### Short task:
Copy the lines below as they are; omit the images they contain.

### Entries shown:
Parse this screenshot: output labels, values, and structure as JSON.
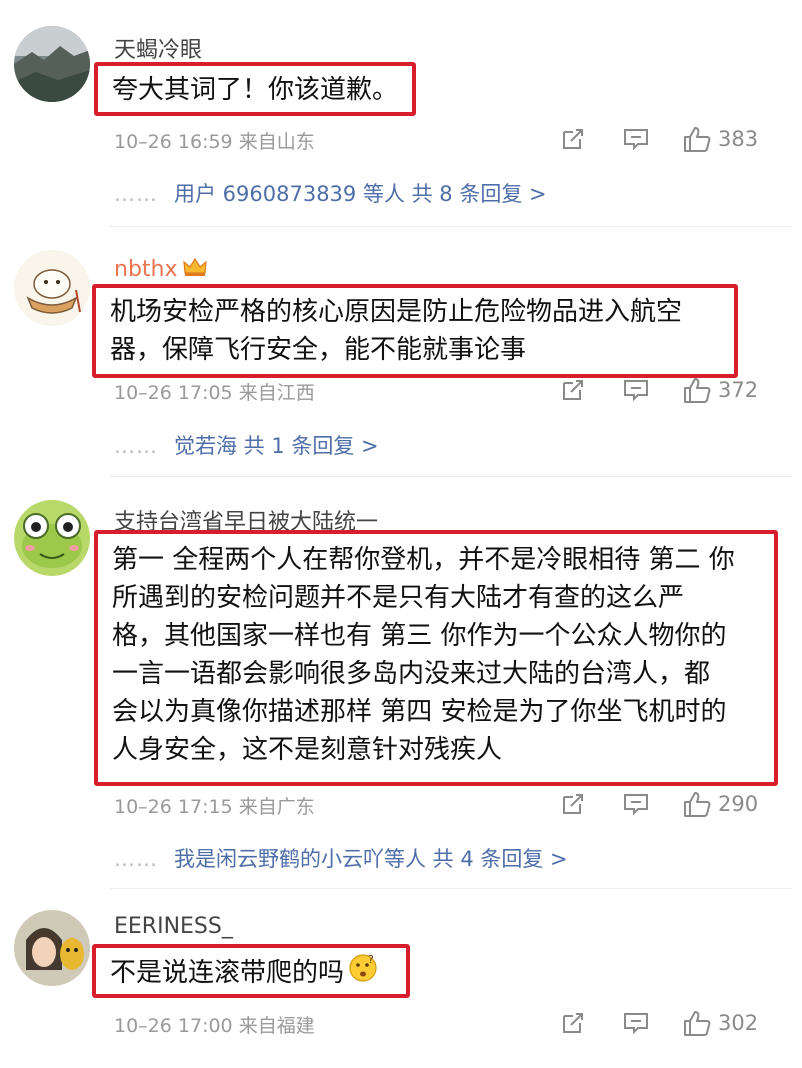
{
  "comments": [
    {
      "username": "天蝎冷眼",
      "text_lines": [
        "夸大其词了！你该道歉。"
      ],
      "meta": "10–26 16:59 来自山东",
      "likes": "383",
      "replies": "用户 6960873839 等人  共 8 条回复 >"
    },
    {
      "username": "nbthx",
      "text_lines": [
        "机场安检严格的核心原因是防止危险物品进入航空",
        "器，保障飞行安全，能不能就事论事"
      ],
      "meta": "10–26 17:05 来自江西",
      "likes": "372",
      "replies": "觉若海  共 1 条回复 >"
    },
    {
      "username": "支持台湾省早日被大陆统一",
      "text_lines": [
        "第一 全程两个人在帮你登机，并不是冷眼相待 第二 你",
        "所遇到的安检问题并不是只有大陆才有查的这么严",
        "格，其他国家一样也有 第三 你作为一个公众人物你的",
        "一言一语都会影响很多岛内没来过大陆的台湾人，都",
        "会以为真像你描述那样 第四 安检是为了你坐飞机时的",
        "人身安全，这不是刻意针对残疾人"
      ],
      "meta": "10–26 17:15 来自广东",
      "likes": "290",
      "replies": "我是闲云野鹤的小云吖等人  共 4 条回复 >"
    },
    {
      "username": "EERINESS_",
      "text_lines": [
        "不是说连滚带爬的吗"
      ],
      "meta": "10–26 17:00 来自福建",
      "likes": "302"
    }
  ],
  "icons": {
    "share": "share-icon",
    "comment": "comment-icon",
    "like": "like-icon",
    "vip": "crown-icon",
    "emoji": "thinking-emoji-icon"
  },
  "colors": {
    "highlight_border": "#d81e2c",
    "reply_link": "#4e6ea8",
    "vip_username": "#eb7350",
    "meta_text": "#9a9a9a"
  }
}
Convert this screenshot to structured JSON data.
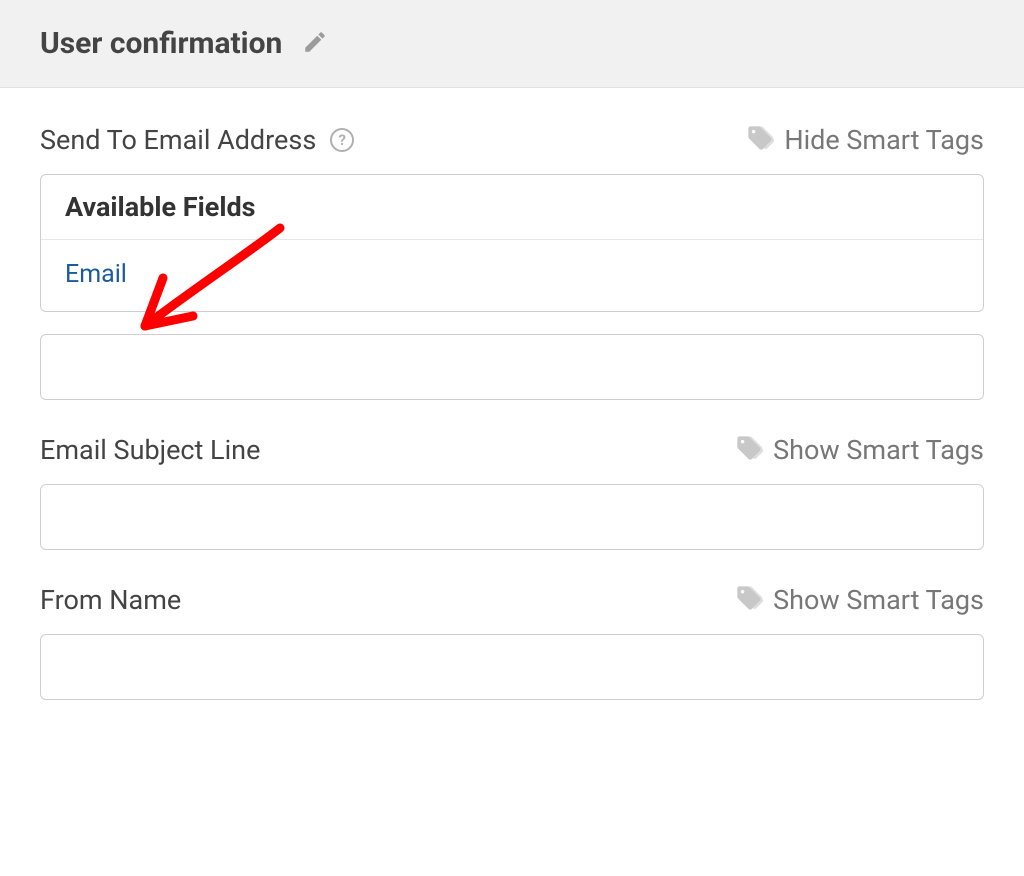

### Solution:
Parse this screenshot: output labels, values, and structure as JSON.
{
  "comments": [
    {
      "username": "天蝎冷眼",
      "text_lines": [
        "夸大其词了！你该道歉。"
      ],
      "meta": "10–26 16:59 来自山东",
      "likes": "383",
      "replies": "用户 6960873839 等人  共 8 条回复 >"
    },
    {
      "username": "nbthx",
      "text_lines": [
        "机场安检严格的核心原因是防止危险物品进入航空",
        "器，保障飞行安全，能不能就事论事"
      ],
      "meta": "10–26 17:05 来自江西",
      "likes": "372",
      "replies": "觉若海  共 1 条回复 >"
    },
    {
      "username": "支持台湾省早日被大陆统一",
      "text_lines": [
        "第一 全程两个人在帮你登机，并不是冷眼相待 第二 你",
        "所遇到的安检问题并不是只有大陆才有查的这么严",
        "格，其他国家一样也有 第三 你作为一个公众人物你的",
        "一言一语都会影响很多岛内没来过大陆的台湾人，都",
        "会以为真像你描述那样 第四 安检是为了你坐飞机时的",
        "人身安全，这不是刻意针对残疾人"
      ],
      "meta": "10–26 17:15 来自广东",
      "likes": "290",
      "replies": "我是闲云野鹤的小云吖等人  共 4 条回复 >"
    },
    {
      "username": "EERINESS_",
      "text_lines": [
        "不是说连滚带爬的吗"
      ],
      "meta": "10–26 17:00 来自福建",
      "likes": "302"
    }
  ],
  "icons": {
    "share": "share-icon",
    "comment": "comment-icon",
    "like": "like-icon",
    "vip": "crown-icon",
    "emoji": "thinking-emoji-icon"
  },
  "colors": {
    "highlight_border": "#d81e2c",
    "reply_link": "#4e6ea8",
    "vip_username": "#eb7350",
    "meta_text": "#9a9a9a"
  }
}
Convert this screenshot to structured JSON data.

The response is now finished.